## [Provided text]
--*--

Datuk Seri Shahrizat’s work is cut out for her as the list of discriminatory laws and policies against Muslim women is well researched. Not only that; the framework to make the demands are already in place.
The Constitution recognises equality and non-discrimination on the basis of gender; the Government is committed to various international conventions and agreements, including CEDAW, the Beijing Platform for Action, and the Non-Aligned Movement Putrajaya Declaration on the Advancement of Women which all commit the Government to take action to end discrimination against women, including in the name of culture and religion. There is even a Cabinet committee on gender equality chaired by the Prime Minister himself to demonstrate the seriousness with which the Government views the need to end discrimination.
Moreover, Shahrizat is taking on this special task at a time when there is greater awareness throughout the Muslim world that the problem is not with Islam, but with patriarchal Muslims who hide behind the sanctity of the divine message to perpetuate men’s perceived superiority over women. The game is up as Muslim women today have not just studied the religion for themselves, but are organising and networking across geographical boundaries, to demand equality and justice and an end to the use of Islam to perpetuate discrimination against women.
What makes Malaysia’s gender policies peculiar is the Government’s contradictory positions and actions. On the basis of citizenship, Muslim women are equal to women of other faiths and are equal to men. But on the basis of faith and culture, we are treated as unequals.
Thus, while the Government in the past decades has amended laws that discriminate against women, such as the Law Reform (Marriage and Divorce) Act 1976, the Guardianship Act 1999 and the Distribution Act 1958 which have enabled women of other faiths to enjoy equal rights to marriage and divorce, a ban on polygamy, equal rights to guardianship and equal rights to inheritance, Muslim women were left out of these progressive reforms to recognise the principle of non-discrimination.
What made it worse for Muslim women was that while these laws for non-Muslim women were being amended, even more laws and policies were amended to further discriminate against Muslim women.
The Insurance Act 1996 was amended to provide that the Muslim beneficiary named in an insurance policy acts only as the administrator of the estate, as the deceased insurance monies is to be distributed according to faraid. This means that if a man buys a policy and names his wife and daughters as his beneficiaries in order to protect their well-being upon his death, they will actually not be the sole beneficiaries of that policy. The monies will be divided according to faraid, as defined by the Shafie school of law. This means his parents and siblings or even distant male relatives will be entitled to claim a share.

--*--

## [Exercise instructions]
A. According to the passage on Muslim women's rights in Malaysia, who chairs the Cabinet committee on gender equality?
B. Write out the passage on Muslim women's rights in Malaysia word for word, starting at "What makes Malaysia’s" and ending at "treated as unequals.".
C. Decide whether each statement agrees with the passage on Muslim women's rights in Malaysia, answering yes or no and quoting the words that settle it: (i) Under the amended Insurance Act 1996, policy monies for a Muslim are divided according to faraid. (ii) Muslim women gained equal guardianship rights through the Guardianship Act 1999. (iii) On the basis of citizenship, Muslim women are equal to men.
Rely only on the passage when responding.

(Entries from a dataset)

--*--

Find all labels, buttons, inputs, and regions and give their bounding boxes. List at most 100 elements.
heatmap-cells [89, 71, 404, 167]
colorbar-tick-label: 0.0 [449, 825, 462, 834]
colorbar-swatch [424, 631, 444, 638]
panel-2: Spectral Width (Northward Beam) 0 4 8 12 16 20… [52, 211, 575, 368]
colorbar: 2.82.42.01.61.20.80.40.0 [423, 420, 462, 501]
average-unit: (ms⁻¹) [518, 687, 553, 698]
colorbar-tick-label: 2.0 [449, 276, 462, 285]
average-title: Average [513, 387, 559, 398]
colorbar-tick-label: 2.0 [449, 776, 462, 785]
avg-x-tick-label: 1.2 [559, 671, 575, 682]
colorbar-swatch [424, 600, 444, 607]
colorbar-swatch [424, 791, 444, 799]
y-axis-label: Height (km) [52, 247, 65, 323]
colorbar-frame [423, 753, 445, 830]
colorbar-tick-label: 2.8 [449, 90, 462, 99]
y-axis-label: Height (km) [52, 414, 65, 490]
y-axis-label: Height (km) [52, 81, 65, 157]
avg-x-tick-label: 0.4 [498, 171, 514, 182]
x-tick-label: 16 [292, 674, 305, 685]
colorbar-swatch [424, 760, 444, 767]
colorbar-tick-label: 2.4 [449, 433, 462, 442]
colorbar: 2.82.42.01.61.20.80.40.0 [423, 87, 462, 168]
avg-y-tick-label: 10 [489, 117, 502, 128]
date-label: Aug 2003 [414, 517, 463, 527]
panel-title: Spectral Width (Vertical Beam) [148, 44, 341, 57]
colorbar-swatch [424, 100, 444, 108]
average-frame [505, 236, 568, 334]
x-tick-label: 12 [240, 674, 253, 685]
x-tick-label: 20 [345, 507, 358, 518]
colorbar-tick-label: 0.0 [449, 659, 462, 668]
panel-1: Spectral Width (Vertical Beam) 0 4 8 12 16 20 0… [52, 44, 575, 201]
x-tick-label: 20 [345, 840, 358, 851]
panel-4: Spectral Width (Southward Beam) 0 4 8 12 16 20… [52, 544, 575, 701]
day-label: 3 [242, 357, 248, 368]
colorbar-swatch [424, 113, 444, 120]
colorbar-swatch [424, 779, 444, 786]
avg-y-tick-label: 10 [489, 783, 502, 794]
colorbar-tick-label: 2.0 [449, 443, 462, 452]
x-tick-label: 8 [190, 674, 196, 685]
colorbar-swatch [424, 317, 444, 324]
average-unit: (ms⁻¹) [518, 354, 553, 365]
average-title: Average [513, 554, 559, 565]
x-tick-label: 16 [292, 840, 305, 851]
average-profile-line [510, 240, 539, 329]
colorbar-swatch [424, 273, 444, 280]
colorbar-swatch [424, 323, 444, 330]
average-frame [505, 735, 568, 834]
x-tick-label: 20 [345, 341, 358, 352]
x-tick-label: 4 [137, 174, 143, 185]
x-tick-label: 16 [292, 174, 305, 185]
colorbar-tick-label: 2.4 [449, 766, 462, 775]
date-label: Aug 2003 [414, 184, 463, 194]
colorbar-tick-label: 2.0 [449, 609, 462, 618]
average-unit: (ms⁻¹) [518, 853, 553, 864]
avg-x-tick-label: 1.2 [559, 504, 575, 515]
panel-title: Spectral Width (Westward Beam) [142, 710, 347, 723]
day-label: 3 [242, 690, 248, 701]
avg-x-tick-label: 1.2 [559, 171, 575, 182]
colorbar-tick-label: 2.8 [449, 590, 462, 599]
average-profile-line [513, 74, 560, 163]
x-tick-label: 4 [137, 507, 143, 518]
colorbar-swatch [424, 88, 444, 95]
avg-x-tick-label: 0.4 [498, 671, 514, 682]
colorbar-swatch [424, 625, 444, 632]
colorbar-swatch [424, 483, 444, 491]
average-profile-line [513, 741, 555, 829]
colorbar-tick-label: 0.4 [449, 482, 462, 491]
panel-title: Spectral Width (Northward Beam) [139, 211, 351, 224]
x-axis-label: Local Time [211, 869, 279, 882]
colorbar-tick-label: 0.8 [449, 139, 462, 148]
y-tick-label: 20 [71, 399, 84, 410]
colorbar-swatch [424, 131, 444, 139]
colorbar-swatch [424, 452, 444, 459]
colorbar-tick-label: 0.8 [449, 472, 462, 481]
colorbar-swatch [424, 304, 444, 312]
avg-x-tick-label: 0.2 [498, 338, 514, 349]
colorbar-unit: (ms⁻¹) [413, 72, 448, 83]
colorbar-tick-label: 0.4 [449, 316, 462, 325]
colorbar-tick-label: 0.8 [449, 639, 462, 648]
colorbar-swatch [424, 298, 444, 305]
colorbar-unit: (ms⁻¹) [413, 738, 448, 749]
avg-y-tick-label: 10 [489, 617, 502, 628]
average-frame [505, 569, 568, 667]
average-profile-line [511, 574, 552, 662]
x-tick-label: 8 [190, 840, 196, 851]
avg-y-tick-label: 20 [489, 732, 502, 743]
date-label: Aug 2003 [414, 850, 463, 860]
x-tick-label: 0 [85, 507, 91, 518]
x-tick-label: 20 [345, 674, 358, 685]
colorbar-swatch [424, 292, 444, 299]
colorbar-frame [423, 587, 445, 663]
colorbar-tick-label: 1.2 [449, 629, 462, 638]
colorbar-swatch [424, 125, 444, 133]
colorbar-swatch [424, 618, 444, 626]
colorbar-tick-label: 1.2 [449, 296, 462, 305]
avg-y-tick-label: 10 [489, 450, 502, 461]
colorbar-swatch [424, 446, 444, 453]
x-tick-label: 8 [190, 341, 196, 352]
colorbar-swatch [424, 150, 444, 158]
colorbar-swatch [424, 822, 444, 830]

--*--

## [Task-by-task results]
A. The Prime Minister chairs it.

B.
What makes Malaysia’s gender policies peculiar is the Government’s contradictory positions and actions. On the basis of citizenship, Muslim women are equal to women of other faiths and are equal to men. But on the basis of faith and culture, we are treated as unequals.

C.
(i) Yes: "The monies will be divided according to faraid, as defined by the Shafie school of law."
(ii) No: "Muslim women were left out of these progressive reforms to recognise the principle of non-discrimination."
(iii) Yes: "On the basis of citizenship, Muslim women are equal to women of other faiths and are equal to men."